══ EXERCISE INPUTS ══

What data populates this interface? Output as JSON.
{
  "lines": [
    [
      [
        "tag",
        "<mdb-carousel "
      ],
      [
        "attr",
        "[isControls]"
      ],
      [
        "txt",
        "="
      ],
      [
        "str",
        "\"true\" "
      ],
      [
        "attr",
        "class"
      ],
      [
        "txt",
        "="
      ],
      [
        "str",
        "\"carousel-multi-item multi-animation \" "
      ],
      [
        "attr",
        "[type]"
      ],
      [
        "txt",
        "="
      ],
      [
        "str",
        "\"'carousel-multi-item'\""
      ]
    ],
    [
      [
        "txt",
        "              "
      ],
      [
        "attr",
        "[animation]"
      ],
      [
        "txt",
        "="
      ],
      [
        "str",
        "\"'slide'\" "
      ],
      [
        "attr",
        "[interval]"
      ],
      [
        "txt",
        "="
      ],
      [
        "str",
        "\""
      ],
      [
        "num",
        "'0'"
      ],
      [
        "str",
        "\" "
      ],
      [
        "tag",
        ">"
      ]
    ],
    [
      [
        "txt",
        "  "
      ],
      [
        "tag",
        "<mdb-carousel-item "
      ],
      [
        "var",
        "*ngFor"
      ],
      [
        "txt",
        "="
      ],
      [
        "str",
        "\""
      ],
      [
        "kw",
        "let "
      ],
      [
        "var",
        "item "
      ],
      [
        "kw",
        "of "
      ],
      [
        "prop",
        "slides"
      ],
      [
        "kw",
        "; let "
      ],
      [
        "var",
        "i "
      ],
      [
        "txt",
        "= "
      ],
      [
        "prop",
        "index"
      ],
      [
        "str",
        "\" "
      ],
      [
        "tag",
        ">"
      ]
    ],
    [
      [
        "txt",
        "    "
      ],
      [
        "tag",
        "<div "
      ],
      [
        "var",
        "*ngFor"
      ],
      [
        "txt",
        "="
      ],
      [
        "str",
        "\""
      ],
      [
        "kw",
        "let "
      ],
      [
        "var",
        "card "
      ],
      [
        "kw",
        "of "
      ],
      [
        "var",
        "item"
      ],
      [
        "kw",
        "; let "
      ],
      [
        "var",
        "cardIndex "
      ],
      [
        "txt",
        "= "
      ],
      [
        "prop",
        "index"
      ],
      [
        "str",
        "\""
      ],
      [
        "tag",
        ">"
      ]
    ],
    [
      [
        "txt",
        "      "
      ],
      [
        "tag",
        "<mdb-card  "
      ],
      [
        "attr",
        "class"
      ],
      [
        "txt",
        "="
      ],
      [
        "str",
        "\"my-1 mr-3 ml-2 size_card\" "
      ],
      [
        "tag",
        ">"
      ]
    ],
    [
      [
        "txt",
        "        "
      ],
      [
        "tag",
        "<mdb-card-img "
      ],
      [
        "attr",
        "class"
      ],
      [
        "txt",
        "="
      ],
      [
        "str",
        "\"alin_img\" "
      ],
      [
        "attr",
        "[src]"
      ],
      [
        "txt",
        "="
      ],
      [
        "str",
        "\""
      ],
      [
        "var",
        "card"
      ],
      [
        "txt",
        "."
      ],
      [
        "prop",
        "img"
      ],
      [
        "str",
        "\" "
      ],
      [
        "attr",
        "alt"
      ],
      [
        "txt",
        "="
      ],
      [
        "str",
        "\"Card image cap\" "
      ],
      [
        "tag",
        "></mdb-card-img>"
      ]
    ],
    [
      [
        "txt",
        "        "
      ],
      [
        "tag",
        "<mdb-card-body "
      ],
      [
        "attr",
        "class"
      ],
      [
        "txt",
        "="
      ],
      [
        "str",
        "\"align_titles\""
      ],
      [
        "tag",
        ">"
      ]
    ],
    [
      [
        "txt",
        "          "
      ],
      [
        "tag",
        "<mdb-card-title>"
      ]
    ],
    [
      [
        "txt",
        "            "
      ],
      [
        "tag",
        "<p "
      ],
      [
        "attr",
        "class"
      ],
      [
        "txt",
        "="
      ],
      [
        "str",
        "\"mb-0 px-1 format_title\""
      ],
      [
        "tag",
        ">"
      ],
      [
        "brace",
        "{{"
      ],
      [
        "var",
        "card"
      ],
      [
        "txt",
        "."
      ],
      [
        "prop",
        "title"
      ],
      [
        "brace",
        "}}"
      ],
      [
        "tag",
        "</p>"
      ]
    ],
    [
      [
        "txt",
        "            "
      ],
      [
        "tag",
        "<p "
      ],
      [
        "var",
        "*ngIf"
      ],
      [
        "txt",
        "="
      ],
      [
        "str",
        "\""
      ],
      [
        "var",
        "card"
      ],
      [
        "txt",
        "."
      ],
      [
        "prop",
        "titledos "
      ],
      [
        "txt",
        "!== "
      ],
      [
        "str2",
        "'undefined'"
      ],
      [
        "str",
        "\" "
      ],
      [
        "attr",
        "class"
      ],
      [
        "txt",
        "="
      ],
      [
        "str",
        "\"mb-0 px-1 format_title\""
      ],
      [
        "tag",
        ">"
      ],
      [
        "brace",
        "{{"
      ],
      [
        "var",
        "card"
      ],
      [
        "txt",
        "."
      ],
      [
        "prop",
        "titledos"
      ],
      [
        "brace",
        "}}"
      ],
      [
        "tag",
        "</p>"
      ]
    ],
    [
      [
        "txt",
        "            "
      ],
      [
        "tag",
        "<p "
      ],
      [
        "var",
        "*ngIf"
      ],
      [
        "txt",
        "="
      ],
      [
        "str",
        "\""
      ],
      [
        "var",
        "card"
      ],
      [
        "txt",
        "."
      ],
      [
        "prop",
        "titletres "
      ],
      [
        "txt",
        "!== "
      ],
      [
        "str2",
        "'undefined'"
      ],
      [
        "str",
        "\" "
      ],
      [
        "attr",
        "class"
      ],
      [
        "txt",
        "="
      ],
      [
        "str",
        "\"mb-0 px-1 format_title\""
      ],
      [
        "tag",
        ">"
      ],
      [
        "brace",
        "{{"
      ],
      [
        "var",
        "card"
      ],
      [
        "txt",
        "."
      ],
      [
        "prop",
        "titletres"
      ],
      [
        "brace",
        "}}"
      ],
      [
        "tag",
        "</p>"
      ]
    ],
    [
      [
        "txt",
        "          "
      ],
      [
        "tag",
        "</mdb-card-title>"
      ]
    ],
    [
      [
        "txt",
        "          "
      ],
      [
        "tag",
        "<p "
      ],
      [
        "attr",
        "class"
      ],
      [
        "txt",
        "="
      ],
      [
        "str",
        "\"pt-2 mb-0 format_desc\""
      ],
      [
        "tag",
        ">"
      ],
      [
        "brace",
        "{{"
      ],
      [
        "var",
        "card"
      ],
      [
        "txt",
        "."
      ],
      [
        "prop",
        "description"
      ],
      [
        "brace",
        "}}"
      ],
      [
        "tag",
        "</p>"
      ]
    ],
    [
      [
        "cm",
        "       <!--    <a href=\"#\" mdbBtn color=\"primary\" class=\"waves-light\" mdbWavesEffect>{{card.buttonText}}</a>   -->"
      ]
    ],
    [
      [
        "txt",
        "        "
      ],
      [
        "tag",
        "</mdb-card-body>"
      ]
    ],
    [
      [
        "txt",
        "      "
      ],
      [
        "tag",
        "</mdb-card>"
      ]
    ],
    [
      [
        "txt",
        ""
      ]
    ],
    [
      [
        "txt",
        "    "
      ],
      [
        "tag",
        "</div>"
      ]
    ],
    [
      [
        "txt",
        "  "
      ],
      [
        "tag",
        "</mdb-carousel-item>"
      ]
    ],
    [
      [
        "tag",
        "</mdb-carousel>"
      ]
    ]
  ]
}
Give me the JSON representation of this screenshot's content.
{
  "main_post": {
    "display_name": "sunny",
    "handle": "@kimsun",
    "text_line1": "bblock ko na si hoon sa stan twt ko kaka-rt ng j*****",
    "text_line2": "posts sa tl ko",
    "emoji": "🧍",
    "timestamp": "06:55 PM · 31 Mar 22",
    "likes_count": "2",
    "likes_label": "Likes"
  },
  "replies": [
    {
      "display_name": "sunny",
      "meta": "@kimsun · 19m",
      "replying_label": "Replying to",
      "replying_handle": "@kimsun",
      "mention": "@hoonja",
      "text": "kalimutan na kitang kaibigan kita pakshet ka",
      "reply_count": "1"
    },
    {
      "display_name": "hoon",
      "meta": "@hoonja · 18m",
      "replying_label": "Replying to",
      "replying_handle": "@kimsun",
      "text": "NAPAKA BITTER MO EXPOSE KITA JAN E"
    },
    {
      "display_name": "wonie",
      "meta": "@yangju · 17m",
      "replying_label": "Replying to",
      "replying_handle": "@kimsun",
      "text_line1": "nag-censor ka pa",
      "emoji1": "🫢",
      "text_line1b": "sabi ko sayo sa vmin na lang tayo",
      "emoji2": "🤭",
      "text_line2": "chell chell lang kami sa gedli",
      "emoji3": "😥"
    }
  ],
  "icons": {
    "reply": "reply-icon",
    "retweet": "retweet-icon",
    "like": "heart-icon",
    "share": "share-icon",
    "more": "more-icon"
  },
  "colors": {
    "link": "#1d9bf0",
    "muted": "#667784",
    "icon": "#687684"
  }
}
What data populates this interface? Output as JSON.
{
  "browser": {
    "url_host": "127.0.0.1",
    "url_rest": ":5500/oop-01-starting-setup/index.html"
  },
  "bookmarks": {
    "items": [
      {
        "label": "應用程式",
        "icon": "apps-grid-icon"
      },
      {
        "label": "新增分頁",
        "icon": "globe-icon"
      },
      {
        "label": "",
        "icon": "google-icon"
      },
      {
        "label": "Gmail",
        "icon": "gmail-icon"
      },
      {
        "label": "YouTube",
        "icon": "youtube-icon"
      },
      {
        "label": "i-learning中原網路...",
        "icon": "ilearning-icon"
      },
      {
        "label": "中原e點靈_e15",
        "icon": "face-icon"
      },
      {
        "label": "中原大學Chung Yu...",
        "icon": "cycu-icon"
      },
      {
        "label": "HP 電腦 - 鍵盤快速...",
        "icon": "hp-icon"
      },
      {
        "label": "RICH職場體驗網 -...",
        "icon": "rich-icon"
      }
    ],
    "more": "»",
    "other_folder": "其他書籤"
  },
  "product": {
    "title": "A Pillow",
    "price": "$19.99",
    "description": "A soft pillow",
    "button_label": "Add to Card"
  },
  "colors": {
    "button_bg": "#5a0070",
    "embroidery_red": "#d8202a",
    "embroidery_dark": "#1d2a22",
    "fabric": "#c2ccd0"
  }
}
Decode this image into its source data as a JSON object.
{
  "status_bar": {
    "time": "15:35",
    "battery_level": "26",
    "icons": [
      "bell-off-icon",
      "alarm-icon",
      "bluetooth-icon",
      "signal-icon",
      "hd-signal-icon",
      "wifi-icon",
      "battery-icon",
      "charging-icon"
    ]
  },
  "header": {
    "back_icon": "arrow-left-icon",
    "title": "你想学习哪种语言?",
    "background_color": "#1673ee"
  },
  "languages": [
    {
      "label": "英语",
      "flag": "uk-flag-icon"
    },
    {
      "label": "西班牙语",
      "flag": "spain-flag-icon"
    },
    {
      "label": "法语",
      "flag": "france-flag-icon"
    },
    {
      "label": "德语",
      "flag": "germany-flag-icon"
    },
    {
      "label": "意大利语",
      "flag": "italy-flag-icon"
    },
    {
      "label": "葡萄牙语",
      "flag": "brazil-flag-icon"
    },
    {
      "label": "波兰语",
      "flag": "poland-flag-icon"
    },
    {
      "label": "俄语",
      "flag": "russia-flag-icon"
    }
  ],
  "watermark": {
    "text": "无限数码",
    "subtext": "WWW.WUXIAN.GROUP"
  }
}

═══

WRITTEN INSTRUCTION → Identify every line holding the word "multi" and copy it out.

FINAL RESULT →
        "\"carousel-multi-item multi-animation \" "
        "\"'carousel-multi-item'\""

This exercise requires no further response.